Instructions to follow - Keep only the lines where "Lifted" appears.

Provided records -

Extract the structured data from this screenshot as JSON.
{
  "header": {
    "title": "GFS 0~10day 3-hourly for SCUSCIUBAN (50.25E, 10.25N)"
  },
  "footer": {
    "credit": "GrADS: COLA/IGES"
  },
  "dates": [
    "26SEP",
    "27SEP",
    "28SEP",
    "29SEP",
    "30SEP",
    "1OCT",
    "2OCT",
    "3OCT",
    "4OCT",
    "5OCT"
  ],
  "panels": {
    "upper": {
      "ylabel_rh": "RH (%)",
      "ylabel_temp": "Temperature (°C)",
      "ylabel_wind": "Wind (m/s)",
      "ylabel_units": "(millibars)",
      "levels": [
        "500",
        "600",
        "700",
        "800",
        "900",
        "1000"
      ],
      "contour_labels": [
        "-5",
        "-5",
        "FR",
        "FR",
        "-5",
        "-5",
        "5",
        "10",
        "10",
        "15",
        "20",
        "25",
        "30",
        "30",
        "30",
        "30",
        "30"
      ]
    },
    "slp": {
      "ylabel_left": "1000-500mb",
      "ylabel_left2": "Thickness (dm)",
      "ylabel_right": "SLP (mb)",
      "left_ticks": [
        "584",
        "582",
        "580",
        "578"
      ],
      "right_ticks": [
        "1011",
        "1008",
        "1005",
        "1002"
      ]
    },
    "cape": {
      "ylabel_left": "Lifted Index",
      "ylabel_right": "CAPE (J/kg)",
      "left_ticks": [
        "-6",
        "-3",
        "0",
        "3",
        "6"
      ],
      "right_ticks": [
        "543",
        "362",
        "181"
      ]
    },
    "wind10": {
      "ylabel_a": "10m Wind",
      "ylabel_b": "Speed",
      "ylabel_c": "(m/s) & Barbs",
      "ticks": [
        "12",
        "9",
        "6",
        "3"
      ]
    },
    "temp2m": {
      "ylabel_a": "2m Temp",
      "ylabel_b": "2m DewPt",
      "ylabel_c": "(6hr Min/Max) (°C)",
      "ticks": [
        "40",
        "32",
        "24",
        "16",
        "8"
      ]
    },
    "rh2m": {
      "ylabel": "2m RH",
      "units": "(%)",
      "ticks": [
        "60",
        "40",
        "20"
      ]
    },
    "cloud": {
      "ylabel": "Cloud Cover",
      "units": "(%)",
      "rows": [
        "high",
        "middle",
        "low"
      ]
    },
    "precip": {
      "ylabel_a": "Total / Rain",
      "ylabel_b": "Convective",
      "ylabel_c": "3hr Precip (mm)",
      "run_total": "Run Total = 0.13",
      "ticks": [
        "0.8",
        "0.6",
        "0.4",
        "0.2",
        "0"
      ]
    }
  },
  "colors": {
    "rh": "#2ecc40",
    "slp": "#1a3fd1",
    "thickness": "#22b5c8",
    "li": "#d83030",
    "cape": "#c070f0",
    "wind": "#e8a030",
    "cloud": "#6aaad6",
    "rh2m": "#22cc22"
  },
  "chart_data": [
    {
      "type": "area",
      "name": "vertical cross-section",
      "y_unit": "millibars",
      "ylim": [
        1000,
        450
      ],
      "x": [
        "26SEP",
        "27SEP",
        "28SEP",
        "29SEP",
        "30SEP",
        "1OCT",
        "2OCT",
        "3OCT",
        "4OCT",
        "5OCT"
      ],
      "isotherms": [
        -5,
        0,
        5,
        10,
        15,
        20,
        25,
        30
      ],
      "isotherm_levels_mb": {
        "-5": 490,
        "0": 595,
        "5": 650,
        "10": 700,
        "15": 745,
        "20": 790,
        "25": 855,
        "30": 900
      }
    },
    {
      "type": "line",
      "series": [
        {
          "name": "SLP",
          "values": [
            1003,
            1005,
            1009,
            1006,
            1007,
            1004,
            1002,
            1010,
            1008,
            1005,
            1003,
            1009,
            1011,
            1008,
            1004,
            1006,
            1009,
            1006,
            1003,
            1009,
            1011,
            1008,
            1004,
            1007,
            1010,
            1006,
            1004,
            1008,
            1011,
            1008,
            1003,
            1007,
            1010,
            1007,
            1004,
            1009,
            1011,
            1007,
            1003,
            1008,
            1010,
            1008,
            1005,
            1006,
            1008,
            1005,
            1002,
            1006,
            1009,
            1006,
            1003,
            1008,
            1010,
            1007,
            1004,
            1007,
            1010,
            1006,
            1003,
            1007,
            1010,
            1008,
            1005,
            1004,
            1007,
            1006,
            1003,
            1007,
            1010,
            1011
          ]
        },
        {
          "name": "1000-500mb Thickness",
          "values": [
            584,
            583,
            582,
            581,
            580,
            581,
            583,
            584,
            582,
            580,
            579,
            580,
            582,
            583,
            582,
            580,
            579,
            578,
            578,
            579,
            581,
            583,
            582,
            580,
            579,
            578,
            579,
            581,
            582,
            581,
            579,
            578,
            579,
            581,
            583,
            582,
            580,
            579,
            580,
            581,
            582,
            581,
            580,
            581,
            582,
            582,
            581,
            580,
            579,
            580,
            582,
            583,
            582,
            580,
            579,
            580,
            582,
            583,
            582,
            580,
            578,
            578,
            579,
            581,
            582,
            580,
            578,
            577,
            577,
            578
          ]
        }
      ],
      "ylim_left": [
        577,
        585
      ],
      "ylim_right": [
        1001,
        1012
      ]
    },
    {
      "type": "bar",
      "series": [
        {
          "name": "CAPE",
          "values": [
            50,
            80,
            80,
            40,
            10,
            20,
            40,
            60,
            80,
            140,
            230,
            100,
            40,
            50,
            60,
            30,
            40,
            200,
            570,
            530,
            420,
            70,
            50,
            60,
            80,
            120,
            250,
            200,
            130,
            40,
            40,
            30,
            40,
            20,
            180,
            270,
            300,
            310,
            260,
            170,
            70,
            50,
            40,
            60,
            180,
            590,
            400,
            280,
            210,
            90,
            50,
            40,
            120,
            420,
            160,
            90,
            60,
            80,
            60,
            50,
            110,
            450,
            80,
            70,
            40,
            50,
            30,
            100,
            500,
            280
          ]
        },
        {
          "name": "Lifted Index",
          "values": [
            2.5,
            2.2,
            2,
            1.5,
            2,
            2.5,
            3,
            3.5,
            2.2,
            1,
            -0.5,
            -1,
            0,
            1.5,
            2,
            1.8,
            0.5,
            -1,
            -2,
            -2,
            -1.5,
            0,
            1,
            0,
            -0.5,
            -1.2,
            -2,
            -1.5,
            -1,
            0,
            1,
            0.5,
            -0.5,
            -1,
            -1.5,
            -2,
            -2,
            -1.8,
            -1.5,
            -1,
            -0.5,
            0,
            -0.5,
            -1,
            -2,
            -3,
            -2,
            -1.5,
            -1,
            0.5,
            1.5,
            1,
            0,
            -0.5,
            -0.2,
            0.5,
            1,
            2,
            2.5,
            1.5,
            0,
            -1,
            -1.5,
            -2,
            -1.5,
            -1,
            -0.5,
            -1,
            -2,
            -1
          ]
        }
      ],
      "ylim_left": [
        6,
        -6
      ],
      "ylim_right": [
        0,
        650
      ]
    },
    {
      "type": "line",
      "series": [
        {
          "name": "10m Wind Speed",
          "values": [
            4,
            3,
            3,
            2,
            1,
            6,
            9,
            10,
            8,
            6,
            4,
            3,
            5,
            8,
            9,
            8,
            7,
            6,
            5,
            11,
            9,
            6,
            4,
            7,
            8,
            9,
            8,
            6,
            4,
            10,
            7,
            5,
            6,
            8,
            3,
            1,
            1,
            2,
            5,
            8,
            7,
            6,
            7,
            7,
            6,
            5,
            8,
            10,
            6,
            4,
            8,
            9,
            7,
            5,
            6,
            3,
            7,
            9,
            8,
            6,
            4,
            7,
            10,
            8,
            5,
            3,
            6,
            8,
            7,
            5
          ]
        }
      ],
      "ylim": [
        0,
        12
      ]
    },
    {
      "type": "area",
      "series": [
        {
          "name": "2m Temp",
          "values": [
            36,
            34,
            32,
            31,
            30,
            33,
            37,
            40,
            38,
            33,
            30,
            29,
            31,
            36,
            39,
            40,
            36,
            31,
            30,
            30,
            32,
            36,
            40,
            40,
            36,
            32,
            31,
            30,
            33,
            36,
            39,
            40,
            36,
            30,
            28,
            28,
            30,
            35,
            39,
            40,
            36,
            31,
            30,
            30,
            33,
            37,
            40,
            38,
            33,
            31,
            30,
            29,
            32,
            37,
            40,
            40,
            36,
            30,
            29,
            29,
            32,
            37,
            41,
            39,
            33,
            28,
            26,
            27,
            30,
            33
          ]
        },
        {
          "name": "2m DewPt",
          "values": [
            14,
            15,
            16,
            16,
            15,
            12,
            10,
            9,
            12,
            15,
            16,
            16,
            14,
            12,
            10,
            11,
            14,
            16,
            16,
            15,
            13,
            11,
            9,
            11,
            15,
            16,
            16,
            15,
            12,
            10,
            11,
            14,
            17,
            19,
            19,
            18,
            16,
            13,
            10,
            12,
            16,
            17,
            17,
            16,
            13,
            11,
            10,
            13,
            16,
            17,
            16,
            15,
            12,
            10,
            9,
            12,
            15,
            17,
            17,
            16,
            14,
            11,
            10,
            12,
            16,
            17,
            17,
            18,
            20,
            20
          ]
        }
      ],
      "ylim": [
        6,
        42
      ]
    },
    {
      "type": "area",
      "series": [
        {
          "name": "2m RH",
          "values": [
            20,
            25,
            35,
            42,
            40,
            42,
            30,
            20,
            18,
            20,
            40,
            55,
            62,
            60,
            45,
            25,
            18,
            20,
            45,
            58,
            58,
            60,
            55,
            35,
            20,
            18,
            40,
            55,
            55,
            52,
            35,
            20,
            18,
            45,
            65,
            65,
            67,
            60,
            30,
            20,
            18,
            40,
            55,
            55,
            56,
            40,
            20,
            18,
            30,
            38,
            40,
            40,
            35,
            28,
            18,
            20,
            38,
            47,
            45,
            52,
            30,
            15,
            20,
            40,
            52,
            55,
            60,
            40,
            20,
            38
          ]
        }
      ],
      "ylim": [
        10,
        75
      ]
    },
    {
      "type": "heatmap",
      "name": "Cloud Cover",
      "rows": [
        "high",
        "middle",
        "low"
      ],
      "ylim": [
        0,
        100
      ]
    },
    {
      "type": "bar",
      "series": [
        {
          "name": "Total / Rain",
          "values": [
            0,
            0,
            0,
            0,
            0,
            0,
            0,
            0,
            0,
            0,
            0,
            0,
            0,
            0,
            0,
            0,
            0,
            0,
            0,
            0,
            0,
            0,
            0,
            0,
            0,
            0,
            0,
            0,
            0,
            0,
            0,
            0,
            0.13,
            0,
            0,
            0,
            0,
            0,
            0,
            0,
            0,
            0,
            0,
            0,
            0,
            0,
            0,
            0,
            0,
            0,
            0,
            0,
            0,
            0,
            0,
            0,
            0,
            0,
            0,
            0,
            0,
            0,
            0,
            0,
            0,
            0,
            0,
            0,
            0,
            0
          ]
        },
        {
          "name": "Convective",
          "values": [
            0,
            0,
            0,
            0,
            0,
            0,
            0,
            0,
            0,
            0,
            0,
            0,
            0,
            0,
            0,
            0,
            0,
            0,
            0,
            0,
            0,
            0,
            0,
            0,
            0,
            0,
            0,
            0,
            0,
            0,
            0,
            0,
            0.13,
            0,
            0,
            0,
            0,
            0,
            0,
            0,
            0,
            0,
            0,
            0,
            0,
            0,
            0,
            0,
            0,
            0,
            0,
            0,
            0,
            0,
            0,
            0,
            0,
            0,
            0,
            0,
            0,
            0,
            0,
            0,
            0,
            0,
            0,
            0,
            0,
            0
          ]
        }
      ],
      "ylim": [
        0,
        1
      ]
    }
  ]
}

Response -
      "ylabel_left": "Lifted Index",
          "name": "Lifted Index",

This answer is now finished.